* Problem to work on: Each line that holds the word "Year" is to be identified and copied.

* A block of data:
****
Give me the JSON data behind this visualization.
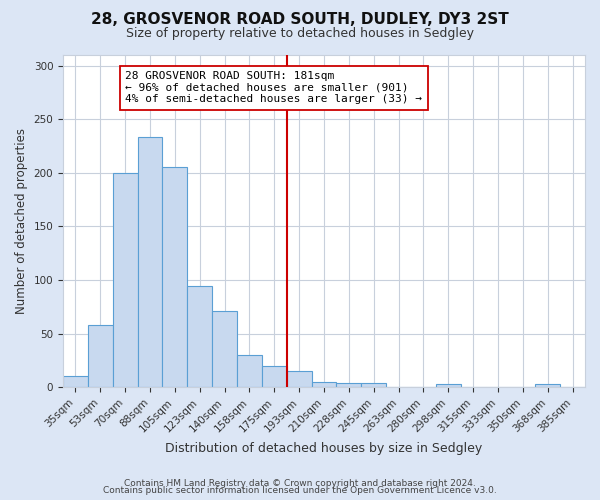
{
  "title": "28, GROSVENOR ROAD SOUTH, DUDLEY, DY3 2ST",
  "subtitle": "Size of property relative to detached houses in Sedgley",
  "xlabel": "Distribution of detached houses by size in Sedgley",
  "ylabel": "Number of detached properties",
  "categories": [
    "35sqm",
    "53sqm",
    "70sqm",
    "88sqm",
    "105sqm",
    "123sqm",
    "140sqm",
    "158sqm",
    "175sqm",
    "193sqm",
    "210sqm",
    "228sqm",
    "245sqm",
    "263sqm",
    "280sqm",
    "298sqm",
    "315sqm",
    "333sqm",
    "350sqm",
    "368sqm",
    "385sqm"
  ],
  "values": [
    10,
    58,
    200,
    233,
    205,
    94,
    71,
    30,
    20,
    15,
    5,
    4,
    4,
    0,
    0,
    3,
    0,
    0,
    0,
    3,
    0
  ],
  "bar_color": "#c8d9ef",
  "bar_edge_color": "#5a9fd4",
  "vline_x_index": 8.5,
  "vline_color": "#cc0000",
  "annotation_text": "28 GROSVENOR ROAD SOUTH: 181sqm\n← 96% of detached houses are smaller (901)\n4% of semi-detached houses are larger (33) →",
  "annotation_box_color": "#ffffff",
  "annotation_box_edge_color": "#cc0000",
  "ylim": [
    0,
    310
  ],
  "yticks": [
    0,
    50,
    100,
    150,
    200,
    250,
    300
  ],
  "figure_background_color": "#dce6f5",
  "plot_background_color": "#ffffff",
  "grid_color": "#c8d0dc",
  "footer_line1": "Contains HM Land Registry data © Crown copyright and database right 2024.",
  "footer_line2": "Contains public sector information licensed under the Open Government Licence v3.0."
}
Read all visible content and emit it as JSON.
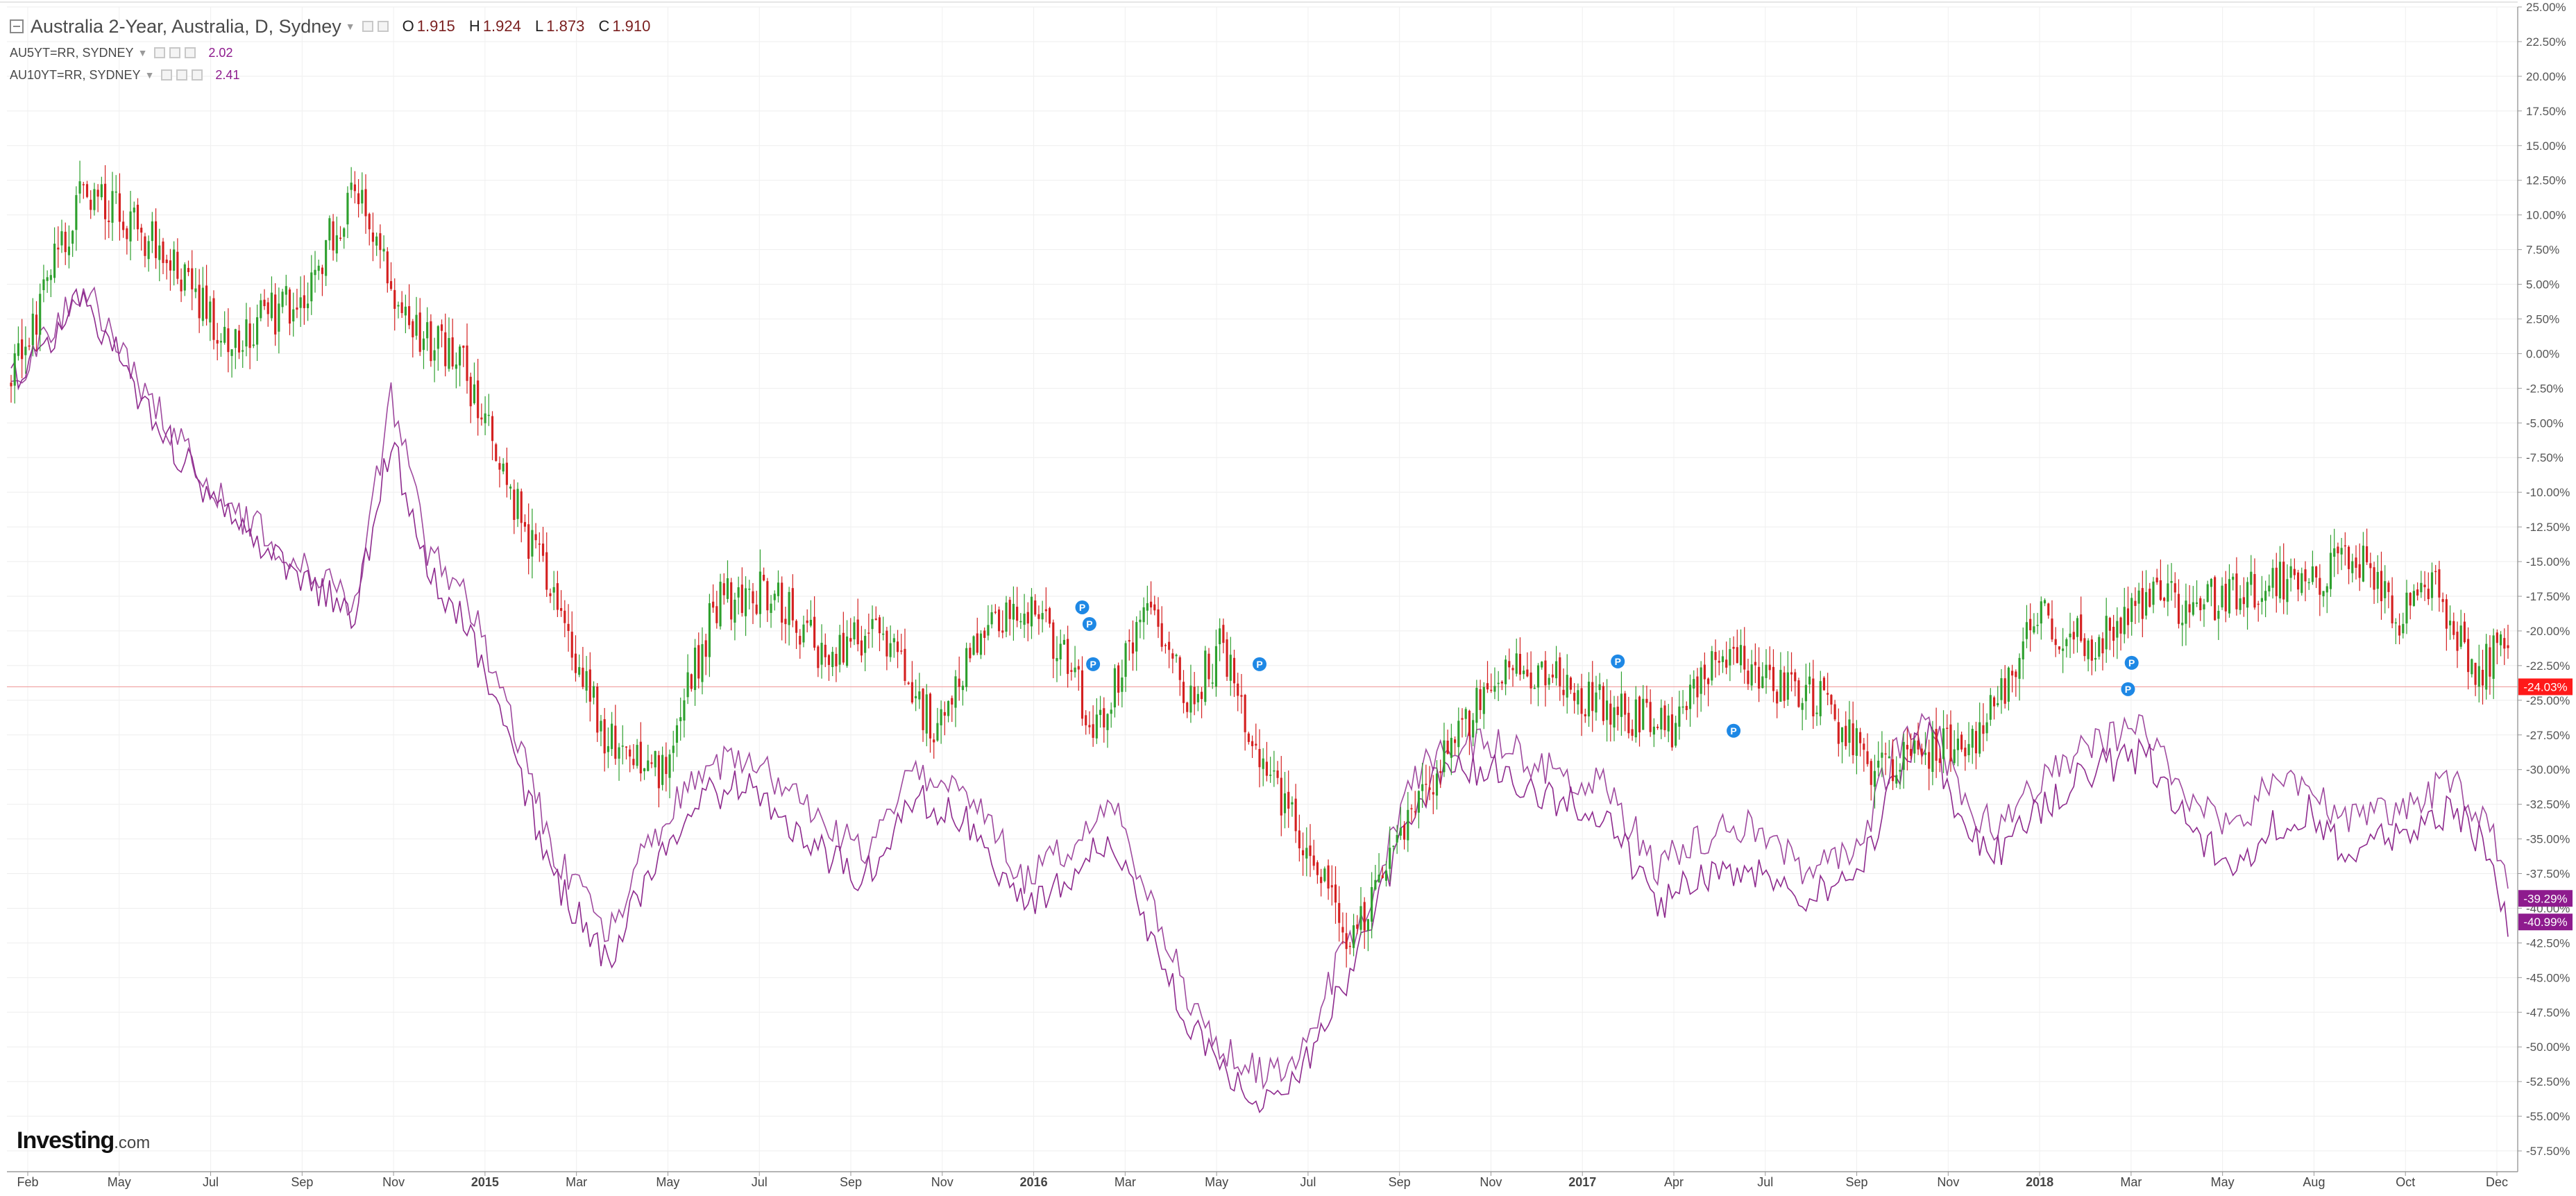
{
  "legend": {
    "main_symbol": "Australia 2-Year, Australia, D, Sydney",
    "ohlc": {
      "o_label": "O",
      "o": "1.915",
      "h_label": "H",
      "h": "1.924",
      "l_label": "L",
      "l": "1.873",
      "c_label": "C",
      "c": "1.910"
    },
    "compare": [
      {
        "symbol": "AU5YT=RR, SYDNEY",
        "value": "2.02"
      },
      {
        "symbol": "AU10YT=RR, SYDNEY",
        "value": "2.41"
      }
    ]
  },
  "logo": {
    "brand": "Investing",
    "suffix": ".com"
  },
  "colors": {
    "up": "#2ea02e",
    "down": "#d42020",
    "compare": "#8e2a8e",
    "price_line": "#f0a0a0",
    "last_price_bg": "#ff1a1a",
    "compare_bg": "#8e1b8e",
    "marker": "#1e88e5"
  },
  "chart_data": {
    "type": "candlestick",
    "y_axis": {
      "min": -59,
      "max": 25,
      "ticks": [
        "25.00%",
        "22.50%",
        "20.00%",
        "17.50%",
        "15.00%",
        "12.50%",
        "10.00%",
        "7.50%",
        "5.00%",
        "2.50%",
        "0.00%",
        "-2.50%",
        "-5.00%",
        "-7.50%",
        "-10.00%",
        "-12.50%",
        "-15.00%",
        "-17.50%",
        "-20.00%",
        "-22.50%",
        "-25.00%",
        "-27.50%",
        "-30.00%",
        "-32.50%",
        "-35.00%",
        "-37.50%",
        "-40.00%",
        "-42.50%",
        "-45.00%",
        "-47.50%",
        "-50.00%",
        "-52.50%",
        "-55.00%",
        "-57.50%"
      ]
    },
    "x_axis": {
      "ticks": [
        "Feb",
        "May",
        "Jul",
        "Sep",
        "Nov",
        "2015",
        "Mar",
        "May",
        "Jul",
        "Sep",
        "Nov",
        "2016",
        "Mar",
        "May",
        "Jul",
        "Sep",
        "Nov",
        "2017",
        "Apr",
        "Jul",
        "Sep",
        "Nov",
        "2018",
        "Mar",
        "May",
        "Aug",
        "Oct",
        "Dec"
      ],
      "bold": [
        "2015",
        "2016",
        "2017",
        "2018"
      ]
    },
    "grid": true,
    "last_price_label": "-24.03%",
    "last_price_value": -24.03,
    "compare_labels": [
      {
        "text": "-39.29%",
        "value": -39.29
      },
      {
        "text": "-40.99%",
        "value": -40.99
      }
    ],
    "series": [
      {
        "name": "Australia 2-Year",
        "style": "candles",
        "anchors": [
          [
            0,
            -2
          ],
          [
            20,
            12
          ],
          [
            40,
            8
          ],
          [
            60,
            1
          ],
          [
            80,
            4
          ],
          [
            95,
            12
          ],
          [
            110,
            2
          ],
          [
            125,
            -1
          ],
          [
            135,
            -8
          ],
          [
            150,
            -18
          ],
          [
            165,
            -28
          ],
          [
            180,
            -30
          ],
          [
            195,
            -18
          ],
          [
            210,
            -17
          ],
          [
            225,
            -22
          ],
          [
            240,
            -20
          ],
          [
            255,
            -27
          ],
          [
            270,
            -19
          ],
          [
            285,
            -19
          ],
          [
            300,
            -27
          ],
          [
            315,
            -18
          ],
          [
            325,
            -25
          ],
          [
            335,
            -21
          ],
          [
            345,
            -30
          ],
          [
            355,
            -34
          ],
          [
            370,
            -42
          ],
          [
            385,
            -35
          ],
          [
            400,
            -27
          ],
          [
            415,
            -22
          ],
          [
            430,
            -24
          ],
          [
            445,
            -26
          ],
          [
            460,
            -27
          ],
          [
            475,
            -21
          ],
          [
            485,
            -24
          ],
          [
            500,
            -25
          ],
          [
            515,
            -30
          ],
          [
            530,
            -29
          ],
          [
            545,
            -27
          ],
          [
            560,
            -19
          ],
          [
            575,
            -21
          ],
          [
            590,
            -18
          ],
          [
            605,
            -18
          ],
          [
            620,
            -17
          ],
          [
            635,
            -16
          ],
          [
            650,
            -15
          ],
          [
            660,
            -19
          ],
          [
            670,
            -17
          ],
          [
            680,
            -23
          ],
          [
            690,
            -21
          ]
        ]
      },
      {
        "name": "AU5YT=RR, SYDNEY",
        "style": "line",
        "anchors": [
          [
            0,
            -2
          ],
          [
            20,
            5
          ],
          [
            40,
            -4
          ],
          [
            60,
            -11
          ],
          [
            80,
            -15
          ],
          [
            95,
            -18
          ],
          [
            105,
            -3
          ],
          [
            115,
            -14
          ],
          [
            125,
            -17
          ],
          [
            135,
            -24
          ],
          [
            150,
            -36
          ],
          [
            165,
            -42
          ],
          [
            175,
            -36
          ],
          [
            190,
            -30
          ],
          [
            205,
            -29
          ],
          [
            220,
            -33
          ],
          [
            235,
            -36
          ],
          [
            250,
            -30
          ],
          [
            265,
            -32
          ],
          [
            280,
            -38
          ],
          [
            290,
            -36
          ],
          [
            305,
            -33
          ],
          [
            315,
            -40
          ],
          [
            325,
            -46
          ],
          [
            335,
            -50
          ],
          [
            345,
            -52
          ],
          [
            355,
            -51
          ],
          [
            365,
            -45
          ],
          [
            375,
            -40
          ],
          [
            385,
            -32
          ],
          [
            395,
            -28
          ],
          [
            410,
            -28
          ],
          [
            425,
            -30
          ],
          [
            440,
            -31
          ],
          [
            455,
            -37
          ],
          [
            465,
            -35
          ],
          [
            480,
            -34
          ],
          [
            495,
            -37
          ],
          [
            510,
            -36
          ],
          [
            520,
            -29
          ],
          [
            530,
            -26
          ],
          [
            540,
            -33
          ],
          [
            550,
            -34
          ],
          [
            560,
            -31
          ],
          [
            575,
            -28
          ],
          [
            590,
            -27
          ],
          [
            605,
            -33
          ],
          [
            615,
            -34
          ],
          [
            625,
            -31
          ],
          [
            635,
            -31
          ],
          [
            645,
            -34
          ],
          [
            655,
            -33
          ],
          [
            665,
            -32
          ],
          [
            675,
            -31
          ],
          [
            685,
            -34
          ],
          [
            690,
            -39
          ]
        ]
      },
      {
        "name": "AU10YT=RR, SYDNEY",
        "style": "line",
        "anchors": [
          [
            0,
            -2
          ],
          [
            20,
            4
          ],
          [
            40,
            -5
          ],
          [
            60,
            -12
          ],
          [
            80,
            -16
          ],
          [
            95,
            -19
          ],
          [
            105,
            -6
          ],
          [
            115,
            -16
          ],
          [
            125,
            -19
          ],
          [
            135,
            -26
          ],
          [
            150,
            -38
          ],
          [
            165,
            -44
          ],
          [
            175,
            -38
          ],
          [
            190,
            -32
          ],
          [
            205,
            -31
          ],
          [
            220,
            -35
          ],
          [
            235,
            -38
          ],
          [
            250,
            -32
          ],
          [
            265,
            -34
          ],
          [
            280,
            -40
          ],
          [
            290,
            -38
          ],
          [
            305,
            -35
          ],
          [
            315,
            -42
          ],
          [
            325,
            -48
          ],
          [
            335,
            -52
          ],
          [
            345,
            -54
          ],
          [
            355,
            -53
          ],
          [
            365,
            -47
          ],
          [
            375,
            -42
          ],
          [
            385,
            -34
          ],
          [
            395,
            -30
          ],
          [
            410,
            -30
          ],
          [
            425,
            -32
          ],
          [
            440,
            -33
          ],
          [
            455,
            -40
          ],
          [
            465,
            -38
          ],
          [
            480,
            -37
          ],
          [
            495,
            -39
          ],
          [
            510,
            -38
          ],
          [
            520,
            -31
          ],
          [
            530,
            -27
          ],
          [
            540,
            -35
          ],
          [
            550,
            -36
          ],
          [
            560,
            -33
          ],
          [
            575,
            -30
          ],
          [
            590,
            -29
          ],
          [
            605,
            -35
          ],
          [
            615,
            -37
          ],
          [
            625,
            -34
          ],
          [
            635,
            -33
          ],
          [
            645,
            -36
          ],
          [
            655,
            -35
          ],
          [
            665,
            -34
          ],
          [
            675,
            -33
          ],
          [
            685,
            -36
          ],
          [
            690,
            -41
          ]
        ]
      }
    ],
    "event_markers": [
      {
        "label": "P",
        "bar": 296,
        "value": -18.3
      },
      {
        "label": "P",
        "bar": 298,
        "value": -19.5
      },
      {
        "label": "P",
        "bar": 299,
        "value": -22.4
      },
      {
        "label": "P",
        "bar": 345,
        "value": -22.4
      },
      {
        "label": "P",
        "bar": 444,
        "value": -22.2
      },
      {
        "label": "P",
        "bar": 476,
        "value": -27.2
      },
      {
        "label": "P",
        "bar": 586,
        "value": -22.3
      },
      {
        "label": "P",
        "bar": 585,
        "value": -24.2
      }
    ]
  }
}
****
* Output below:
    "main_symbol": "Australia 2-Year, Australia, D, Sydney",
        "name": "Australia 2-Year",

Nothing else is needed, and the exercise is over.